> [Description of the task] Quote the records that follow in full and exactly; leave out the pictures.

> [Data provided]
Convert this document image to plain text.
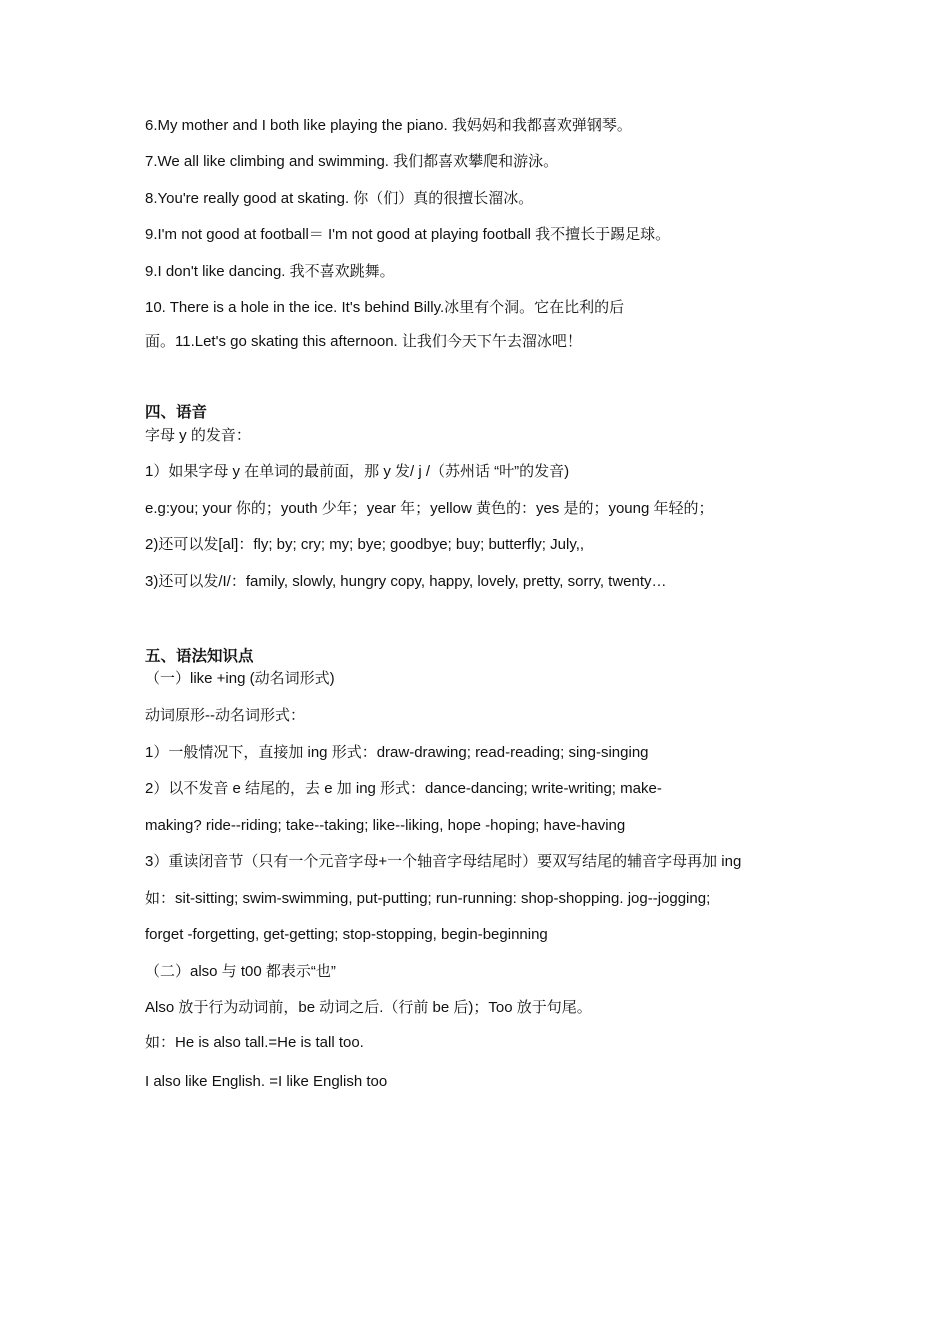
6.My mother and I both like playing the piano. 我妈妈和我都喜欢弹钢琴。
7.We all like climbing and swimming. 我们都喜欢攀爬和游泳。
8.You're really good at skating. 你（们）真的很擅长溜冰。
9.I'm not good at football＝ I'm not good at playing football 我不擅长于踢足球。
9.I don't like dancing. 我不喜欢跳舞。
10. There is a hole in the ice. It's behind Billy.冰里有个洞。它在比利的后
面。11.Let's go skating this afternoon. 让我们今天下午去溜冰吧！
四、语音
字母 y 的发音：
1）如果字母 y 在单词的最前面，那 y 发/ j /（苏州话 “叶”的发音)
e.g:you; your 你的；youth 少年；year 年；yellow 黄色的：yes 是的；young 年轻的；
2)还可以发[al]：fly; by; cry; my; bye; goodbye; buy; butterfly; July,,
3)还可以发/I/：family, slowly, hungry copy, happy, lovely, pretty, sorry, twenty…
五、语法知识点
（一）like +ing (动名词形式)
动词原形--动名词形式：
1）一般情况下，直接加 ing 形式：draw-drawing; read-reading; sing-singing
2）以不发音 e 结尾的，去 e 加 ing 形式：dance-dancing; write-writing; make-
making? ride--riding; take--taking; like--liking, hope -hoping; have-having
3）重读闭音节（只有一个元音字母+一个轴音字母结尾时）要双写结尾的辅音字母再加 ing
如：sit-sitting; swim-swimming, put-putting; run-running: shop-shopping. jog--jogging;
forget -forgetting, get-getting; stop-stopping, begin-beginning
（二）also 与 t00 都表示“也”
Also 放于行为动词前，be 动词之后.（行前 be 后)；Too 放于句尾。
如：He is also tall.=He is tall too.
I also like English. =I like English too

> [Worked solution]
Convert this document image to plain text.
6.My mother and I both like playing the piano. 我妈妈和我都喜欢弹钢琴。
7.We all like climbing and swimming. 我们都喜欢攀爬和游泳。
8.You're really good at skating. 你（们）真的很擅长溜冰。
9.I'm not good at football＝ I'm not good at playing football 我不擅长于踢足球。
9.I don't like dancing. 我不喜欢跳舞。
10. There is a hole in the ice. It's behind Billy.冰里有个洞。它在比利的后
面。11.Let's go skating this afternoon. 让我们今天下午去溜冰吧！
四、语音
字母 y 的发音：
1）如果字母 y 在单词的最前面，那 y 发/ j /（苏州话 “叶”的发音)
e.g:you; your 你的；youth 少年；year 年；yellow 黄色的：yes 是的；young 年轻的；
2)还可以发[al]：fly; by; cry; my; bye; goodbye; buy; butterfly; July,,
3)还可以发/I/：family, slowly, hungry copy, happy, lovely, pretty, sorry, twenty…
五、语法知识点
（一）like +ing (动名词形式)
动词原形--动名词形式：
1）一般情况下，直接加 ing 形式：draw-drawing; read-reading; sing-singing
2）以不发音 e 结尾的，去 e 加 ing 形式：dance-dancing; write-writing; make-
making? ride--riding; take--taking; like--liking, hope -hoping; have-having
3）重读闭音节（只有一个元音字母+一个轴音字母结尾时）要双写结尾的辅音字母再加 ing
如：sit-sitting; swim-swimming, put-putting; run-running: shop-shopping. jog--jogging;
forget -forgetting, get-getting; stop-stopping, begin-beginning
（二）also 与 t00 都表示“也”
Also 放于行为动词前，be 动词之后.（行前 be 后)；Too 放于句尾。
如：He is also tall.=He is tall too.
I also like English. =I like English too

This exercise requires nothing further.